§ **Brief**
Return the count of lines that mention "della", with no other words.

§ **Exercise materials**

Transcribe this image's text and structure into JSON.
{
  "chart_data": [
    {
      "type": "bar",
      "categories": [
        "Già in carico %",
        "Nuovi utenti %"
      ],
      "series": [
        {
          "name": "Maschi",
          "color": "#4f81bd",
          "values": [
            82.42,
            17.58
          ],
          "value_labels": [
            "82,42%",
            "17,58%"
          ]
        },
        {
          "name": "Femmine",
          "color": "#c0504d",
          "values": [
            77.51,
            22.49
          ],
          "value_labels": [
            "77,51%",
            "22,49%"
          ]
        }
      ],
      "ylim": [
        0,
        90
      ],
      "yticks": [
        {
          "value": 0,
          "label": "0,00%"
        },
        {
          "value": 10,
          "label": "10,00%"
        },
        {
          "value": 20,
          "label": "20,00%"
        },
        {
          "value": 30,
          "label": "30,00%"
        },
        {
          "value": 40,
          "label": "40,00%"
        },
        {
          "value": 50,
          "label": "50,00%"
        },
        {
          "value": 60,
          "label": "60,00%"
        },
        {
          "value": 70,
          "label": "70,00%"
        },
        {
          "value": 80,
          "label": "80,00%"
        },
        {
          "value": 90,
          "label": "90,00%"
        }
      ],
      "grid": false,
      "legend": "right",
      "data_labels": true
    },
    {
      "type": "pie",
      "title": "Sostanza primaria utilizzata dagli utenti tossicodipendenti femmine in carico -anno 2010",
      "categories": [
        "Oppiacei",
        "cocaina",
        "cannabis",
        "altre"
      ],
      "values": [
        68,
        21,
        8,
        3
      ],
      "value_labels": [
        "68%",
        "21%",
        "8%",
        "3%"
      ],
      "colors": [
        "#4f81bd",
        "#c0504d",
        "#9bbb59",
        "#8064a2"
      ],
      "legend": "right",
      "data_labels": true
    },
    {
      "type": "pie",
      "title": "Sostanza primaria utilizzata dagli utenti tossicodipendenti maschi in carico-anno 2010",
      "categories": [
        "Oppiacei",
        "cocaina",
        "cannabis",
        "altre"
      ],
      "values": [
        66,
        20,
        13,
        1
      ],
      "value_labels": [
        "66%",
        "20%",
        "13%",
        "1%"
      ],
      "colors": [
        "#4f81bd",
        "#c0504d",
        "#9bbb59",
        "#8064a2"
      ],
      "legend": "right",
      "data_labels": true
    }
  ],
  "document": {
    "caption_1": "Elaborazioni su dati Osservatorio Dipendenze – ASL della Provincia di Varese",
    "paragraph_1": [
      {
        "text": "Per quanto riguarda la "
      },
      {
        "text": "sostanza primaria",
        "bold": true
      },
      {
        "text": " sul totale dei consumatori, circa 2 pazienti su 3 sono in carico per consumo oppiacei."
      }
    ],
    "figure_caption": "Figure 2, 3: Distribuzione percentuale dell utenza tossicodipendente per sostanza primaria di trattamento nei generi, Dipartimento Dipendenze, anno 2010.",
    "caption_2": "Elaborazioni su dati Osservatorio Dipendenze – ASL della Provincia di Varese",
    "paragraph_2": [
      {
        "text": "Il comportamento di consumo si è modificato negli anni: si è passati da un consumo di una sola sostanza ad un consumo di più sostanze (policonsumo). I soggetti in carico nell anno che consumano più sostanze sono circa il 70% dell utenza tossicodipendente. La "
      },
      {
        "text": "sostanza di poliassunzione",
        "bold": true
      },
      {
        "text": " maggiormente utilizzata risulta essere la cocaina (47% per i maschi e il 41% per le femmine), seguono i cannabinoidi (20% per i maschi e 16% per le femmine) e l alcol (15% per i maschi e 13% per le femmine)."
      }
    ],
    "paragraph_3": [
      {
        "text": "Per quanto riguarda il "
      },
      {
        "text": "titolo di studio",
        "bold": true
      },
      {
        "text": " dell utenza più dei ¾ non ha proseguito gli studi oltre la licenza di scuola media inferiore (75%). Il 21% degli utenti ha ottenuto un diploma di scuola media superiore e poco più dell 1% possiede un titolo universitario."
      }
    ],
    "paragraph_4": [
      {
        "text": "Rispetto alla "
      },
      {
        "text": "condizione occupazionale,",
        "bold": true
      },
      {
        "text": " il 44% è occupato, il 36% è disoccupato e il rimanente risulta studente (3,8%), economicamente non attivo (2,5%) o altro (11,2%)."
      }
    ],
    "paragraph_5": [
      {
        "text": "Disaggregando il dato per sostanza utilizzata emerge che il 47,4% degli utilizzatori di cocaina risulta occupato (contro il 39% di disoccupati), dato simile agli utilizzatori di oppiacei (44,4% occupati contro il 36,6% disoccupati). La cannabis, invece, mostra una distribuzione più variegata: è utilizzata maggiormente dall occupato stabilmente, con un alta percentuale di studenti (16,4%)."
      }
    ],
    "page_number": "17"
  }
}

§ **Full output**
2